**Task requirements:**
Scan the lines below for the string "الجمعة" and copy every one that has it.

**Material for this task:**
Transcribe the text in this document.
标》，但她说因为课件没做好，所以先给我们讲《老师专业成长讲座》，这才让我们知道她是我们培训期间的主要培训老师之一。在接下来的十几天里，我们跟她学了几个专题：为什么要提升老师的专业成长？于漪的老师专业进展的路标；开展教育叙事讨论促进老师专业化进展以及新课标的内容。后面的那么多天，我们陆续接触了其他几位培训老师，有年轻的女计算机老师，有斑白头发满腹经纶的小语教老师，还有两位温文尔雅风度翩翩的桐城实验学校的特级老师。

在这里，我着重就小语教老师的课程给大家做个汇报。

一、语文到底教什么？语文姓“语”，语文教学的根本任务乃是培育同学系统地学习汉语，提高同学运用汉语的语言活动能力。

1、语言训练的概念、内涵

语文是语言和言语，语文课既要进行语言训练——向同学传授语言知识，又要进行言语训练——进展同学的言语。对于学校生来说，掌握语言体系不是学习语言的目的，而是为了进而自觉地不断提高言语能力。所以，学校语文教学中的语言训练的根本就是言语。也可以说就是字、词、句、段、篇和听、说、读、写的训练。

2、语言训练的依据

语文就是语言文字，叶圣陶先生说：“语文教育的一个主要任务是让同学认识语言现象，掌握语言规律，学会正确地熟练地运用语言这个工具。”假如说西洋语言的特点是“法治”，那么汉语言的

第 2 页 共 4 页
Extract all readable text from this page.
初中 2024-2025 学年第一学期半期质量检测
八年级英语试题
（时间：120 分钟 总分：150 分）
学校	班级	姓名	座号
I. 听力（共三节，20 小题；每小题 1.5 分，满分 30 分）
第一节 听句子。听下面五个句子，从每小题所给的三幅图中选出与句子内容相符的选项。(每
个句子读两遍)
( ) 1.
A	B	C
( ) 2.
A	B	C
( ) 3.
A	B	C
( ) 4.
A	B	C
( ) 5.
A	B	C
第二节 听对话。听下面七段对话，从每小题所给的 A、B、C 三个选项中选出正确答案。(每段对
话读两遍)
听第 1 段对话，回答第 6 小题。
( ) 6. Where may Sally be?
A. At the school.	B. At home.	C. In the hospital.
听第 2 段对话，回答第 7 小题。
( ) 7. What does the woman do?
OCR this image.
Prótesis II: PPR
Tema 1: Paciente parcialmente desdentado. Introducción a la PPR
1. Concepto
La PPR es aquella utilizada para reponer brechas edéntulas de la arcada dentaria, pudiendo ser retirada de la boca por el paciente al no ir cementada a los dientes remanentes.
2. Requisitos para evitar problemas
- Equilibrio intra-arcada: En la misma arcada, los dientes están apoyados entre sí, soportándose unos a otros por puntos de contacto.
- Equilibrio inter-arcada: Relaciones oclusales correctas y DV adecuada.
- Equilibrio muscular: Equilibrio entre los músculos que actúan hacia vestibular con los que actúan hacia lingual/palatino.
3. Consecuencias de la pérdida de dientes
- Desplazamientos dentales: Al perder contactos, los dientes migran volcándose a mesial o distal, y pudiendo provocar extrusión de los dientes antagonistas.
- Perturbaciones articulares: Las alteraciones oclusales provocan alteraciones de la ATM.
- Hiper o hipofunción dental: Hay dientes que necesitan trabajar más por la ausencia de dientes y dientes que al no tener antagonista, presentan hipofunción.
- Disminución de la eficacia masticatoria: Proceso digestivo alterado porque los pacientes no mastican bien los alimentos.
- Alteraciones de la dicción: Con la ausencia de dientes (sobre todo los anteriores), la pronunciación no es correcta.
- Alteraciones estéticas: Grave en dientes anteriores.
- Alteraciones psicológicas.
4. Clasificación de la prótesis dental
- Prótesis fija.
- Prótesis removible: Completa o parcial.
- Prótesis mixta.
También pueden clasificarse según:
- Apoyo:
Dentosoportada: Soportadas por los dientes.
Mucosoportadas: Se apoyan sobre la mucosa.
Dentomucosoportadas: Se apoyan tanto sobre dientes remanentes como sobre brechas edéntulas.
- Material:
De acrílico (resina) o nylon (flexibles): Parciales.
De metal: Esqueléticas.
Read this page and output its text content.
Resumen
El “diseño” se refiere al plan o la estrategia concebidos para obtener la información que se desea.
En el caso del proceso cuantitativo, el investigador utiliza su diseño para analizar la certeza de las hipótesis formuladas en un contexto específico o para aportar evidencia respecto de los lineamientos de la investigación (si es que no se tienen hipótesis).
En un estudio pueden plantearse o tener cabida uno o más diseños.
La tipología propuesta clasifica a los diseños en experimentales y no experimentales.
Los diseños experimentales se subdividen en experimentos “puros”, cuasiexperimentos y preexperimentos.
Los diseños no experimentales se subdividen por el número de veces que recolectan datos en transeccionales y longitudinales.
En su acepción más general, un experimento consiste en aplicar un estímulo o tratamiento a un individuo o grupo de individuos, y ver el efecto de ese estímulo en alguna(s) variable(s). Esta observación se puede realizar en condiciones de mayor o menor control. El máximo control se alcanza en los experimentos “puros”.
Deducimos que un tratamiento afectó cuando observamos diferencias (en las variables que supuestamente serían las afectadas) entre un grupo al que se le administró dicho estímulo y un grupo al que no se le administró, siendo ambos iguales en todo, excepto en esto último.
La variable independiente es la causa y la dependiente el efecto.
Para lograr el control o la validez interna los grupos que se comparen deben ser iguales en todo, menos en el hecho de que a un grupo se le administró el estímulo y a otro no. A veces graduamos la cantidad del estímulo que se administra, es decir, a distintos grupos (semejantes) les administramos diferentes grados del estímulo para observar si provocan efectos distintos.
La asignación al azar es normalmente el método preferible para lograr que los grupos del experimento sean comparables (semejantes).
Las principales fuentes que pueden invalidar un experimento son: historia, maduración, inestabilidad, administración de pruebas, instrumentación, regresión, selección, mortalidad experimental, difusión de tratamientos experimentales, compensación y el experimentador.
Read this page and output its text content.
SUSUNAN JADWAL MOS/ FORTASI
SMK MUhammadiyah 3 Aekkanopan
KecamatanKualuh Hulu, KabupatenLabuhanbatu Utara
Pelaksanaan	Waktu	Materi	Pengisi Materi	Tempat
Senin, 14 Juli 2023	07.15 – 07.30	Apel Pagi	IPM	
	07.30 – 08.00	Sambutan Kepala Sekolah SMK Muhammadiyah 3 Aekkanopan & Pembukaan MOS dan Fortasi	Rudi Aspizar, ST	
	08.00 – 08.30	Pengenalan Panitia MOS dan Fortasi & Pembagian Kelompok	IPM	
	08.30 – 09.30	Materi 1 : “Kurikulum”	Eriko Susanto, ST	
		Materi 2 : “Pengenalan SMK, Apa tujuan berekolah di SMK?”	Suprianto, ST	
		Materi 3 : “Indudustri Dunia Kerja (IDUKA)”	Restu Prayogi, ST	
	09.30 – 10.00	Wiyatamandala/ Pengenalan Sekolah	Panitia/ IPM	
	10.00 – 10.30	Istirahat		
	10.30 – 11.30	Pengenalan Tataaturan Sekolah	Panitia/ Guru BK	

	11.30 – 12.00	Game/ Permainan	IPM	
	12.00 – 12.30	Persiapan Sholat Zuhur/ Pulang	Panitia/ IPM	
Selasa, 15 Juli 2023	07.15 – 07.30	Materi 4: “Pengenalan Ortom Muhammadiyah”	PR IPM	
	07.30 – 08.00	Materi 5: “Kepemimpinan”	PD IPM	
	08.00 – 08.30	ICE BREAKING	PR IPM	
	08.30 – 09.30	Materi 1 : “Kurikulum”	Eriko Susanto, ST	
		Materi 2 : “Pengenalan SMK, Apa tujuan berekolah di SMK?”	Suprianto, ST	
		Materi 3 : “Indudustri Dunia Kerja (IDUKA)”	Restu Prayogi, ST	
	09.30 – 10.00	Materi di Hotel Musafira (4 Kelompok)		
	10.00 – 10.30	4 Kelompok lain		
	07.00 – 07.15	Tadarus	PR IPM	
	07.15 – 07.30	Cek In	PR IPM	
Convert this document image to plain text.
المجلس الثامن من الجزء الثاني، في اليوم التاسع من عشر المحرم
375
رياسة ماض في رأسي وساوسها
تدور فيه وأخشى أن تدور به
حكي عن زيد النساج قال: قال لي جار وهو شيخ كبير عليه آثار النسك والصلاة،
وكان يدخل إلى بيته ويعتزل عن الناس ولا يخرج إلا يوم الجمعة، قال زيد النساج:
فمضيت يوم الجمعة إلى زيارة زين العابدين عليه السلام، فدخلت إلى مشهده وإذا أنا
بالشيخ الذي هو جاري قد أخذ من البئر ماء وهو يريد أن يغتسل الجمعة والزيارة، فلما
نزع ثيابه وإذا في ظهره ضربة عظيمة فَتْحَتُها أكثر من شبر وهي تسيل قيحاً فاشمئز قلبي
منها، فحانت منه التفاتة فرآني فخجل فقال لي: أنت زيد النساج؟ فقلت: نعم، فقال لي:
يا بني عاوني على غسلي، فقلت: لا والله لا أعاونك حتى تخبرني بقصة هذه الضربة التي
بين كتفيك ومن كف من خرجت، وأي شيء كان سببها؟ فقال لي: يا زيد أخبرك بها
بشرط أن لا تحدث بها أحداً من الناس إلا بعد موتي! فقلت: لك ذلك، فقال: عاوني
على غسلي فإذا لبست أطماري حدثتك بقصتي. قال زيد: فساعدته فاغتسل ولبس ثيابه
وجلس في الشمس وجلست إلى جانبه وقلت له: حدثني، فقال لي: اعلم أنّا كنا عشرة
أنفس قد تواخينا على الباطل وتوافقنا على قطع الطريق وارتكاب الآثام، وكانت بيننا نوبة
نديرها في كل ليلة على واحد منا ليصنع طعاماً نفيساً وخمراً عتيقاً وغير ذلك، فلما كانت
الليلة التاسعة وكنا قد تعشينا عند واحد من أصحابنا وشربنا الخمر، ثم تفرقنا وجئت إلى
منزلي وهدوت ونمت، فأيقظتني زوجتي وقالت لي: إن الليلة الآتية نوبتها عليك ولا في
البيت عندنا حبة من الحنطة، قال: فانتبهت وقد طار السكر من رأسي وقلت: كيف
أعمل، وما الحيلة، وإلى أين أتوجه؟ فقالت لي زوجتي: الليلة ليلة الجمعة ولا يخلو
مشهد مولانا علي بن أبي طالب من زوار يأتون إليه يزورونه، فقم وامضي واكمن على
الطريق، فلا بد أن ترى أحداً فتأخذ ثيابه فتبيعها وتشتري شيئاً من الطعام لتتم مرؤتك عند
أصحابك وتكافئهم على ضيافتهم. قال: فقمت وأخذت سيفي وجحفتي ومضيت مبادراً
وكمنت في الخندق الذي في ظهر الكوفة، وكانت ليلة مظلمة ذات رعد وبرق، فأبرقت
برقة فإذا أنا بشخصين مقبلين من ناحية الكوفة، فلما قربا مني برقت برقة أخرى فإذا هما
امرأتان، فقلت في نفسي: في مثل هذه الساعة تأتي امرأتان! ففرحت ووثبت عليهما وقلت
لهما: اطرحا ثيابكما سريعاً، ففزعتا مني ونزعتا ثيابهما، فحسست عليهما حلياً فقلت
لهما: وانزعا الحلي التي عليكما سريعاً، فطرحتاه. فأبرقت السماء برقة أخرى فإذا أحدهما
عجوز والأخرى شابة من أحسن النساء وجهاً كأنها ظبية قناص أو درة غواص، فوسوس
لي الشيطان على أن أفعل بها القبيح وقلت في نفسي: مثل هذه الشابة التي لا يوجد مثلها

**Written reply:**
وكان يدخل إلى بيته ويعتزل عن الناس ولا يخرج إلا يوم الجمعة، قال زيد النساج:
فمضيت يوم الجمعة إلى زيارة زين العابدين عليه السلام، فدخلت إلى مشهده وإذا أنا
بالشيخ الذي هو جاري قد أخذ من البئر ماء وهو يريد أن يغتسل الجمعة والزيارة، فلما
أعمل، وما الحيلة، وإلى أين أتوجه؟ فقالت لي زوجتي: الليلة ليلة الجمعة ولا يخلو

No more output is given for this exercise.